▶ **Exercise goal**
Sort through the entries below and pull out lines containing the word "umowy".

▶ **Data provided**
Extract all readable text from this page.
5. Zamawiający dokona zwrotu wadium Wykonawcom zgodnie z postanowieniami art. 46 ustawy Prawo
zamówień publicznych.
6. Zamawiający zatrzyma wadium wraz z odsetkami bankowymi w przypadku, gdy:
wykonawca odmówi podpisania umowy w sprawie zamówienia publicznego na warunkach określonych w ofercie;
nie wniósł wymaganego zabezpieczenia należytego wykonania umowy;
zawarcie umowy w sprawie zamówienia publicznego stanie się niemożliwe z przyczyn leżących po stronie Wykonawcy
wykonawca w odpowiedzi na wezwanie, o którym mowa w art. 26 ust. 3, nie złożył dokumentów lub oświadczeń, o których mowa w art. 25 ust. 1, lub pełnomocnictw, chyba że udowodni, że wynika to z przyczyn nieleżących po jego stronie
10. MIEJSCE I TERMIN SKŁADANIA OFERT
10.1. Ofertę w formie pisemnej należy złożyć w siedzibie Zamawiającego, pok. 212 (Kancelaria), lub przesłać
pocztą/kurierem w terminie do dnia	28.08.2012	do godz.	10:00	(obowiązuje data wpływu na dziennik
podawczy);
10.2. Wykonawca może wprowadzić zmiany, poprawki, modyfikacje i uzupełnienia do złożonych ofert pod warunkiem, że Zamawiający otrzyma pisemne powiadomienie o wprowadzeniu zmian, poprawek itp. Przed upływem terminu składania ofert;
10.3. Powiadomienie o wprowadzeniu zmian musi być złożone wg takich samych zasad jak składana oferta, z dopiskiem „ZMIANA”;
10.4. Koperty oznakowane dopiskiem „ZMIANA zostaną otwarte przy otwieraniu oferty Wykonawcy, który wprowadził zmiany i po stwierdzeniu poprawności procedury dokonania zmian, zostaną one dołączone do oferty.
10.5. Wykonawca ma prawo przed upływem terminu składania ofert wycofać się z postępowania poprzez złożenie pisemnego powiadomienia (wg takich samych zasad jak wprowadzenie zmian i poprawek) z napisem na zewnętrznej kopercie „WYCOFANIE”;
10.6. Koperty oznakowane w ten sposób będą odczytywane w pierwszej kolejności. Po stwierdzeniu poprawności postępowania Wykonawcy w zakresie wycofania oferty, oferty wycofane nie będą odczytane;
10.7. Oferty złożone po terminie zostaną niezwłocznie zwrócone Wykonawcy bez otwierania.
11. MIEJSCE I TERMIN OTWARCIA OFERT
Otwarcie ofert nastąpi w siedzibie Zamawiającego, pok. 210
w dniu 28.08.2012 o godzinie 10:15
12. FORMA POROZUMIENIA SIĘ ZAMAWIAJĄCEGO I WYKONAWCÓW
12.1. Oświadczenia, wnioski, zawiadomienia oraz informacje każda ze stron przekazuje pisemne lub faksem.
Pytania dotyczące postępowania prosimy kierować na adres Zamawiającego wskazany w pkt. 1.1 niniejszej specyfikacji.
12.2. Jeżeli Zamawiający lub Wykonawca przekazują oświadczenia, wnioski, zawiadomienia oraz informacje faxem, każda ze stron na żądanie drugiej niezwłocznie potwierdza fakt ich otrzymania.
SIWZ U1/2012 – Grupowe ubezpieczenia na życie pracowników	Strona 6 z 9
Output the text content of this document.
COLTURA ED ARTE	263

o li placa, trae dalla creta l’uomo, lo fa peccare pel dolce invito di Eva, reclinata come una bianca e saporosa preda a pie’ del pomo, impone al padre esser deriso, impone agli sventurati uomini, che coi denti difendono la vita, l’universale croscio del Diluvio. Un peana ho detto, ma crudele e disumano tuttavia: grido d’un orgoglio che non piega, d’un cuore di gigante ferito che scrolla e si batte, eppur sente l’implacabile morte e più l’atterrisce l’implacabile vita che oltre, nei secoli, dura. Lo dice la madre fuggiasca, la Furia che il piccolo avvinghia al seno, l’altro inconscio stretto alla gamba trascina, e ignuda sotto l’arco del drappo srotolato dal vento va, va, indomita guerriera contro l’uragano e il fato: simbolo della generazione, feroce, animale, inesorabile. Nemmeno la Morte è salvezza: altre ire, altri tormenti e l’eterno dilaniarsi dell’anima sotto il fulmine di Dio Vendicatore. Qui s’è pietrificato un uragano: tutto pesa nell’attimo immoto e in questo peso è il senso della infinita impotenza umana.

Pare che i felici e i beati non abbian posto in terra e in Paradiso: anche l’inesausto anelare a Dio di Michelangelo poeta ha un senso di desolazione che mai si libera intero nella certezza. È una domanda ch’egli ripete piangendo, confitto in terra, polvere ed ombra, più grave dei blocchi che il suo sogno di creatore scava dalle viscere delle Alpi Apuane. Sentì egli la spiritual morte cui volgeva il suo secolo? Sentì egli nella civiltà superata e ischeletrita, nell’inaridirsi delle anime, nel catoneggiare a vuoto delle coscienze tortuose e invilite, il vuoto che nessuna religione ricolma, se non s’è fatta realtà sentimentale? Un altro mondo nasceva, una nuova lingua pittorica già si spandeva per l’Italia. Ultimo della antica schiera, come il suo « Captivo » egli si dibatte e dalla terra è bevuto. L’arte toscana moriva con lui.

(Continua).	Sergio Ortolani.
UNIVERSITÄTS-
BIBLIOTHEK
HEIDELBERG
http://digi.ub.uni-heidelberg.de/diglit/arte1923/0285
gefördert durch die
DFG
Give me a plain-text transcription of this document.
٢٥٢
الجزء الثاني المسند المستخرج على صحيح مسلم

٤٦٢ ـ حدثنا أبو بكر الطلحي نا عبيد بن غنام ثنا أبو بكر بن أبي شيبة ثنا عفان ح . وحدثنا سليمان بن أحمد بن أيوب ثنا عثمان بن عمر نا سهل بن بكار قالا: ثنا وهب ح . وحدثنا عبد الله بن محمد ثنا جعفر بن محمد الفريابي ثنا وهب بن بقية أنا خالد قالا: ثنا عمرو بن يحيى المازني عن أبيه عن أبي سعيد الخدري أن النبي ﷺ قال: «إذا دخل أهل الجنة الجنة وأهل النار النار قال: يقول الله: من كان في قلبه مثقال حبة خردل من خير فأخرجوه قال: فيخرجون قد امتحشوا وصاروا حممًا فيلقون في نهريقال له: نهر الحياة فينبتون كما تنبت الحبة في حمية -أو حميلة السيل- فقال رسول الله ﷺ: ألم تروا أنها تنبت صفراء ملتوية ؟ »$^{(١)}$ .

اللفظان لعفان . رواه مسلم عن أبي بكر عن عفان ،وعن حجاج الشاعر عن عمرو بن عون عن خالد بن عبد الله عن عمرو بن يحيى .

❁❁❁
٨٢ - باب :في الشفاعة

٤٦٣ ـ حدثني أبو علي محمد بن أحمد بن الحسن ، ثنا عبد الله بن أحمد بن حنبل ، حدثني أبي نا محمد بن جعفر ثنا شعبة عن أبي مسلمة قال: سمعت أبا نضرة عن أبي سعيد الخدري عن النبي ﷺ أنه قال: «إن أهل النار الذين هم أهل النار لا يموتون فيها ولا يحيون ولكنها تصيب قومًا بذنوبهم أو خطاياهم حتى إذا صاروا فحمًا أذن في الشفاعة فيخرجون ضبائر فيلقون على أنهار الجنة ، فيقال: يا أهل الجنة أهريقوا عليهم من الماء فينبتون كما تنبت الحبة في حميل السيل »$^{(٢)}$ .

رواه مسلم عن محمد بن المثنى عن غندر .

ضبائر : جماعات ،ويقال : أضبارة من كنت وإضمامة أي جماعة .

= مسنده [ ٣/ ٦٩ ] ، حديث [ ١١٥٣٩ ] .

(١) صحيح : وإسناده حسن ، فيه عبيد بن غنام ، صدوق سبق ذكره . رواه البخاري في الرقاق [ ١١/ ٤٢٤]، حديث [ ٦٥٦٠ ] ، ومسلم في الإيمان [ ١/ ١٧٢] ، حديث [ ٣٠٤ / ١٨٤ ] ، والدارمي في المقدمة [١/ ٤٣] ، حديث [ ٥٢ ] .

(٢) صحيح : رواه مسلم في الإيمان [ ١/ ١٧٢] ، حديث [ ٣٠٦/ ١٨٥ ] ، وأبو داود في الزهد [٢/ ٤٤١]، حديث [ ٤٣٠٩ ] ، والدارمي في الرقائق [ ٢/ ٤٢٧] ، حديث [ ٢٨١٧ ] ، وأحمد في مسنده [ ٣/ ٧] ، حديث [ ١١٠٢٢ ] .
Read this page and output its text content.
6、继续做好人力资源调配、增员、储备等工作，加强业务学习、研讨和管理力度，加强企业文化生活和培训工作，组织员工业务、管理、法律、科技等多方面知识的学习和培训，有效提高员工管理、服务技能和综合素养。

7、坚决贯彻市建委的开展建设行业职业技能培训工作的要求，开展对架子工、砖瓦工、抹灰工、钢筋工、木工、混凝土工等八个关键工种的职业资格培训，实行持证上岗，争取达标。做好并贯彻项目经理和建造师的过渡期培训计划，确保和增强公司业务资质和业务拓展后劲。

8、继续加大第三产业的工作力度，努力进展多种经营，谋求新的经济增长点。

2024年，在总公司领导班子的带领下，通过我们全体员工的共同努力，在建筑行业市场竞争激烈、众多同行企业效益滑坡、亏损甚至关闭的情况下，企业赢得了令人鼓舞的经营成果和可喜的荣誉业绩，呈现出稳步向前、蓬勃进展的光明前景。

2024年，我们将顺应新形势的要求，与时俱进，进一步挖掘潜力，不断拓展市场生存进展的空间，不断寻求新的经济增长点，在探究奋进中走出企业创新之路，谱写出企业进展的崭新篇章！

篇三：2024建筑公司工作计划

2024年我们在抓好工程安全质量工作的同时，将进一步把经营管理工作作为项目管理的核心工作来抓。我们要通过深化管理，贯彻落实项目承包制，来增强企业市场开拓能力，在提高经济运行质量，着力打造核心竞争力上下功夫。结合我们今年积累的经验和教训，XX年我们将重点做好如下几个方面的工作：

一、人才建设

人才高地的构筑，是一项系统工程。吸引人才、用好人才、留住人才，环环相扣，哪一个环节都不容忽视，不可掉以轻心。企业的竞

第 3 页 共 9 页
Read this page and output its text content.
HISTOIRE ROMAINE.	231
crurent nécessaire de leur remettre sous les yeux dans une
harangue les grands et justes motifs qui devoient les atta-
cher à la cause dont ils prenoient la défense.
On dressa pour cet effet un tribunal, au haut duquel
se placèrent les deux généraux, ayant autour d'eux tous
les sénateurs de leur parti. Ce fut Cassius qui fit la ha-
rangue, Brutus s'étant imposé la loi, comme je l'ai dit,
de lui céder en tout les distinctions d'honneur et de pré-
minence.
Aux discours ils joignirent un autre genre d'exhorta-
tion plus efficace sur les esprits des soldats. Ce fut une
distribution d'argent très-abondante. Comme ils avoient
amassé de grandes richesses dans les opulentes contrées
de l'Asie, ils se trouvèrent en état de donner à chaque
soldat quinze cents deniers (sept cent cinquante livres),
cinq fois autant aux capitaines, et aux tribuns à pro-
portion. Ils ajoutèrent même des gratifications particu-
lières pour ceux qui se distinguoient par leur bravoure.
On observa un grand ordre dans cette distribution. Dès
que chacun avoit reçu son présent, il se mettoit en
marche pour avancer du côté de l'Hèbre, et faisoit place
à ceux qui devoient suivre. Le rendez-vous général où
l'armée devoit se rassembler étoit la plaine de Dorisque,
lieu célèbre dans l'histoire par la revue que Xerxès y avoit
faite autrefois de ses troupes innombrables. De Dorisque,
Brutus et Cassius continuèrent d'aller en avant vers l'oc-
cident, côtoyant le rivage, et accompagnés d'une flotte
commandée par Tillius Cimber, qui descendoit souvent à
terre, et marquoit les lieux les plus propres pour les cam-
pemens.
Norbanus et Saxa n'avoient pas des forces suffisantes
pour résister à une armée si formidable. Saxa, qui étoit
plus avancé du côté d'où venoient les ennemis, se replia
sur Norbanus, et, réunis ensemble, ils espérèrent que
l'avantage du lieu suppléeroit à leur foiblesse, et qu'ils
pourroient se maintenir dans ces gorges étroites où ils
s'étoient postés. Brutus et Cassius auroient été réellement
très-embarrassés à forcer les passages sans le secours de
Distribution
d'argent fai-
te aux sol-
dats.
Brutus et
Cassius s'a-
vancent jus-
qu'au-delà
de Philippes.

▶ **Output for this task**
wykonawca odmówi podpisania umowy w sprawie zamówienia publicznego na warunkach określonych w ofercie;
nie wniósł wymaganego zabezpieczenia należytego wykonania umowy;
zawarcie umowy w sprawie zamówienia publicznego stanie się niemożliwe z przyczyn leżących po stronie Wykonawcy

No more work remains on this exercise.